The request ->
Copy out the listing that follows exactly, dropping every picture.

(Data entries)
begin
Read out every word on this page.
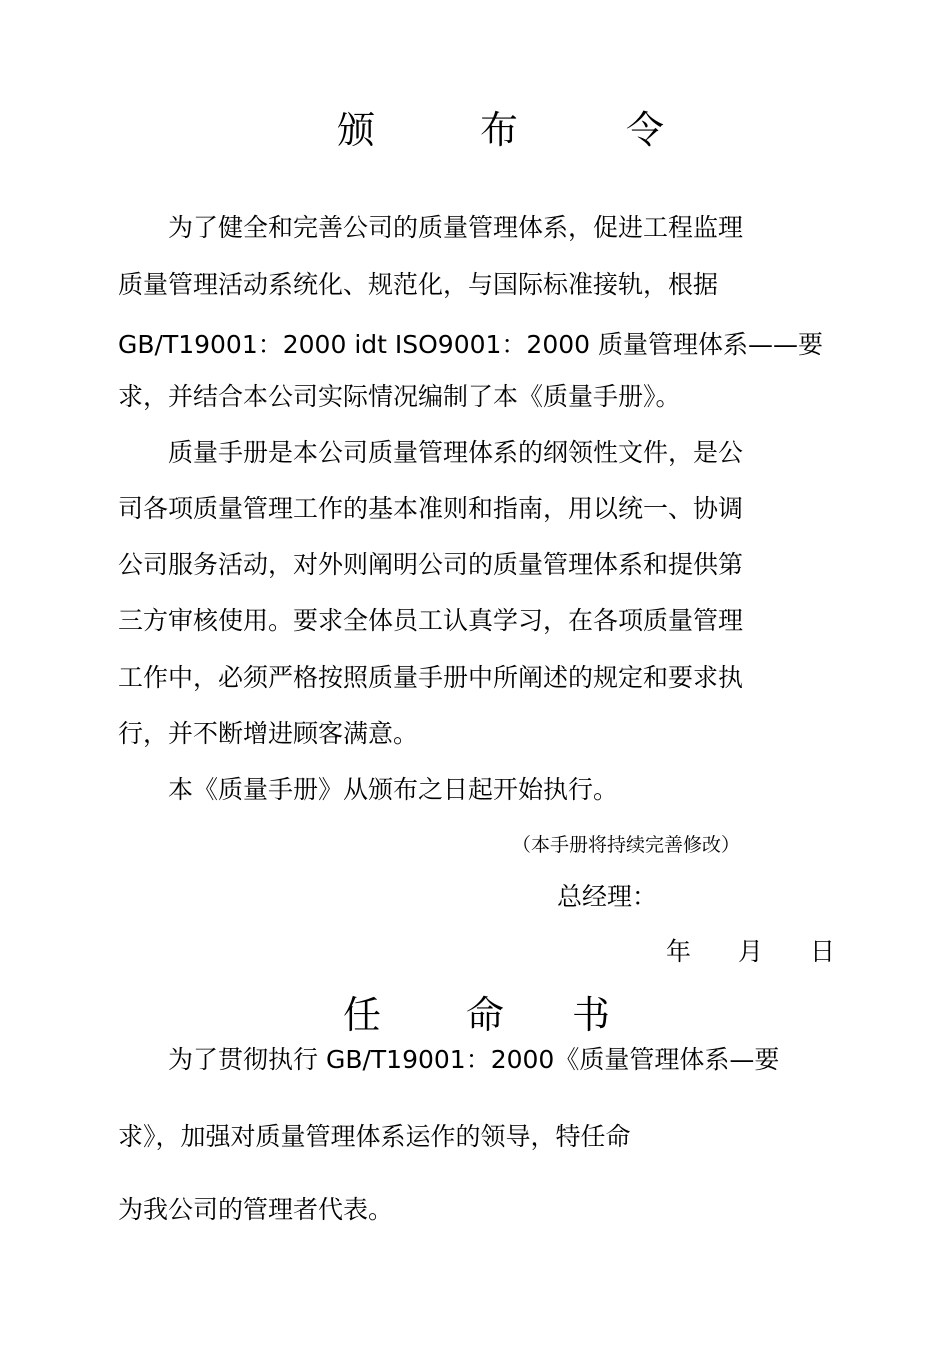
颁	布	令
为了健全和完善公司的质量管理体系，促进工程监理
质量管理活动系统化、规范化，与国际标准接轨，根据
GB/T19001：2000 idt ISO9001：2000 质量管理体系——要
求，并结合本公司实际情况编制了本《质量手册》。
质量手册是本公司质量管理体系的纲领性文件，是公
司各项质量管理工作的基本准则和指南，用以统一、协调
公司服务活动，对外则阐明公司的质量管理体系和提供第
三方审核使用。要求全体员工认真学习，在各项质量管理
工作中，必须严格按照质量手册中所阐述的规定和要求执
行，并不断增进顾客满意。
本《质量手册》从颁布之日起开始执行。
（本手册将持续完善修改）
总经理：
年 月 日
任 命 书
为了贯彻执行 GB/T19001：2000《质量管理体系—要
求》，加强对质量管理体系运作的领导，特任命
为我公司的管理者代表。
end
Response to this exercise ->
Read out every word on this page.
颁	布	令
为了健全和完善公司的质量管理体系，促进工程监理
质量管理活动系统化、规范化，与国际标准接轨，根据
GB/T19001：2000 idt ISO9001：2000 质量管理体系——要
求，并结合本公司实际情况编制了本《质量手册》。
质量手册是本公司质量管理体系的纲领性文件，是公
司各项质量管理工作的基本准则和指南，用以统一、协调
公司服务活动，对外则阐明公司的质量管理体系和提供第
三方审核使用。要求全体员工认真学习，在各项质量管理
工作中，必须严格按照质量手册中所阐述的规定和要求执
行，并不断增进顾客满意。
本《质量手册》从颁布之日起开始执行。
（本手册将持续完善修改）
总经理：
年 月 日
任 命 书
为了贯彻执行 GB/T19001：2000《质量管理体系—要
求》，加强对质量管理体系运作的领导，特任命
为我公司的管理者代表。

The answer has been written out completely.